State only how many lines below include the string "святых".

■ ■ ■

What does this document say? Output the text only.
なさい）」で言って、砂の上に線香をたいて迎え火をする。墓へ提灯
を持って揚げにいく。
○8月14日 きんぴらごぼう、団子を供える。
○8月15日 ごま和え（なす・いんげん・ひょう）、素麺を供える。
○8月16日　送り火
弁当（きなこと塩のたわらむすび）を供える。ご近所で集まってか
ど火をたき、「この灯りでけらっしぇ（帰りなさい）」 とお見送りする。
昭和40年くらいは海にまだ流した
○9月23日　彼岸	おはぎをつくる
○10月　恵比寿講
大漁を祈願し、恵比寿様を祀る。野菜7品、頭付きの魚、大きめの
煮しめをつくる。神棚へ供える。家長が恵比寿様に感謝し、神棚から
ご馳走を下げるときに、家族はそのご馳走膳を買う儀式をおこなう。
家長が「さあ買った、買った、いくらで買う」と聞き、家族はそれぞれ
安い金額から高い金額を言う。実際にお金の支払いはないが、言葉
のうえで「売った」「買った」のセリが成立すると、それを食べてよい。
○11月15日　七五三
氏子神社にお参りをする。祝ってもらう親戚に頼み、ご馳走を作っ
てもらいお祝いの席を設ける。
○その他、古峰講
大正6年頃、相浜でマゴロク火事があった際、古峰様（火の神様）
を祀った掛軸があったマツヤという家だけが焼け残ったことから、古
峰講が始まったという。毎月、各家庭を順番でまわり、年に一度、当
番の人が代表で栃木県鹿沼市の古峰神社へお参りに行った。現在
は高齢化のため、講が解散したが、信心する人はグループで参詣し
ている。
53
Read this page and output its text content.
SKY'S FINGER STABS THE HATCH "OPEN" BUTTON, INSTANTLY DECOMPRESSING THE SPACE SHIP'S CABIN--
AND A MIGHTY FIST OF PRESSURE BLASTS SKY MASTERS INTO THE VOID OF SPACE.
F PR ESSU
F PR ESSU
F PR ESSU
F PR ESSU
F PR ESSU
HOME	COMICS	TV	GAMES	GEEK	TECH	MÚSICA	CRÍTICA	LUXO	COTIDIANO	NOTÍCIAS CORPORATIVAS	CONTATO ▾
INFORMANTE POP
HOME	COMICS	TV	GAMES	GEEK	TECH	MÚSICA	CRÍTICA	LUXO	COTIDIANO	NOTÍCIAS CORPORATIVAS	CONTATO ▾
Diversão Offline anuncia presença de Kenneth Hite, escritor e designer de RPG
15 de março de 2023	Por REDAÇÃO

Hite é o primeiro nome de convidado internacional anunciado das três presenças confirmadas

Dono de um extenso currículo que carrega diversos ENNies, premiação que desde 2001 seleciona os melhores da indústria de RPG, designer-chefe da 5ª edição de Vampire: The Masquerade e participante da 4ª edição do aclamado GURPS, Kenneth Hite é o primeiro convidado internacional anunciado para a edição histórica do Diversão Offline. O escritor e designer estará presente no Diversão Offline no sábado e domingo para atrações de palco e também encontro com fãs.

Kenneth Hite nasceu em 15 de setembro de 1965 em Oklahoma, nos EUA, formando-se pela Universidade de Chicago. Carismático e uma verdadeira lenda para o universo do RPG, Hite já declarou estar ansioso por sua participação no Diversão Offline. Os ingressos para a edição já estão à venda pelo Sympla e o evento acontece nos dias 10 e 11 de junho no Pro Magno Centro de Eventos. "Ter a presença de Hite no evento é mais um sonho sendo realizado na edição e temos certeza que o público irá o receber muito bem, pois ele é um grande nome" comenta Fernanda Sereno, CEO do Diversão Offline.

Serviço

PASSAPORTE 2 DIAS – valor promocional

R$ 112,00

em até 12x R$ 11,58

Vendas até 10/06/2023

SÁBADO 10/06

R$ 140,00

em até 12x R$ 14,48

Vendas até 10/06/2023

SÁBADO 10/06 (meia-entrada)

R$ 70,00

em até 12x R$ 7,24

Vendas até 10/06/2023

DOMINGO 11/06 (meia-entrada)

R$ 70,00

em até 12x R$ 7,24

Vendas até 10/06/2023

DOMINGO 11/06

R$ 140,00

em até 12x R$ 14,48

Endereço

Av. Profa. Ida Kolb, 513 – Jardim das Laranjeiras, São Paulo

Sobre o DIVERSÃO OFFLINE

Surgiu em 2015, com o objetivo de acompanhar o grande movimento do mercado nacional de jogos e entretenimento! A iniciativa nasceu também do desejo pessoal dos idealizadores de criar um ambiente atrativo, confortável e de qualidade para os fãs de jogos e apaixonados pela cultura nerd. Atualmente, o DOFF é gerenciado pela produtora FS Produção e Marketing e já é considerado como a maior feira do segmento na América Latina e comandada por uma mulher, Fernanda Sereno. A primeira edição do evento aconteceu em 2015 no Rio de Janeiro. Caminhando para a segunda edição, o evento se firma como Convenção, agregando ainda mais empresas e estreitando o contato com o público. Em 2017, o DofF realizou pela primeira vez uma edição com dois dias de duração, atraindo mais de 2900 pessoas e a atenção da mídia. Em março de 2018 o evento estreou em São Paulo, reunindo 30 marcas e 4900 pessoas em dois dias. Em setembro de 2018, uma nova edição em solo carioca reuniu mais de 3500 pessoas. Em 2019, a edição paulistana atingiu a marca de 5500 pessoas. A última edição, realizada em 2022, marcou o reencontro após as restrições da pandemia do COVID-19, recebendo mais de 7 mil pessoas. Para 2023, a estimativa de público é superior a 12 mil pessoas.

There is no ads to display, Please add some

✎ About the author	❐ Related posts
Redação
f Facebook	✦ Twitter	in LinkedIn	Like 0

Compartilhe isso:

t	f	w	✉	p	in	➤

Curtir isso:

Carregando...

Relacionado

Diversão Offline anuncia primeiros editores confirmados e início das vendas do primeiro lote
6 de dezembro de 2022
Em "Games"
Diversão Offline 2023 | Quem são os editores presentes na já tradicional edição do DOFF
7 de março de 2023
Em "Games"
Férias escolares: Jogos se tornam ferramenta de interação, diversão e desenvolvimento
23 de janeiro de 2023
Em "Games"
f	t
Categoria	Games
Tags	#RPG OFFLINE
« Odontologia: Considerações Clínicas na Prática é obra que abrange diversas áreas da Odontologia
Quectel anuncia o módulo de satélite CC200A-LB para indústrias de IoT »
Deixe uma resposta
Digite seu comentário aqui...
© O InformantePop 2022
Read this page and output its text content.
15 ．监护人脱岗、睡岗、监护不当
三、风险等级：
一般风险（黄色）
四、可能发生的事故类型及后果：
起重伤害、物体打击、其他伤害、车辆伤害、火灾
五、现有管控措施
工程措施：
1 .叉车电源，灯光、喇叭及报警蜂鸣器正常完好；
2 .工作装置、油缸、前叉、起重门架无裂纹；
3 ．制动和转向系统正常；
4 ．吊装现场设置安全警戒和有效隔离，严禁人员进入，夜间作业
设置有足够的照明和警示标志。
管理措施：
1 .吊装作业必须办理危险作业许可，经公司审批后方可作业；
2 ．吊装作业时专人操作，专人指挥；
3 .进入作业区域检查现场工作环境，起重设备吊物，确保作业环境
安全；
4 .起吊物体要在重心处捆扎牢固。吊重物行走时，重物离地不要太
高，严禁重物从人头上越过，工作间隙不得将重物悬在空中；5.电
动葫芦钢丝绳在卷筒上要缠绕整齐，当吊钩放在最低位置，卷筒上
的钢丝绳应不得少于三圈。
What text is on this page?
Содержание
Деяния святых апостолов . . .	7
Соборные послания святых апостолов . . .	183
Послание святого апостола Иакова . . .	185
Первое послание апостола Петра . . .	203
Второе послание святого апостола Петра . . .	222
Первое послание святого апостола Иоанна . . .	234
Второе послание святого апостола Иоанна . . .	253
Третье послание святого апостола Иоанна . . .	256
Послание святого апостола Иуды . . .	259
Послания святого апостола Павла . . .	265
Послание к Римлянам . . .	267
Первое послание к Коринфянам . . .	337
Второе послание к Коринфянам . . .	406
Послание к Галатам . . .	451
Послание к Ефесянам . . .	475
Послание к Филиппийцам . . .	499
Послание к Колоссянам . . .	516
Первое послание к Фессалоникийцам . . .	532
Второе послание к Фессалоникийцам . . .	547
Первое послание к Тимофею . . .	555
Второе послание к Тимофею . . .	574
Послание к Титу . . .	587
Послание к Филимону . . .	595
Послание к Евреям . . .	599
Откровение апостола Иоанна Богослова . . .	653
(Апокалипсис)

■ ■ ■

Finished answer: 2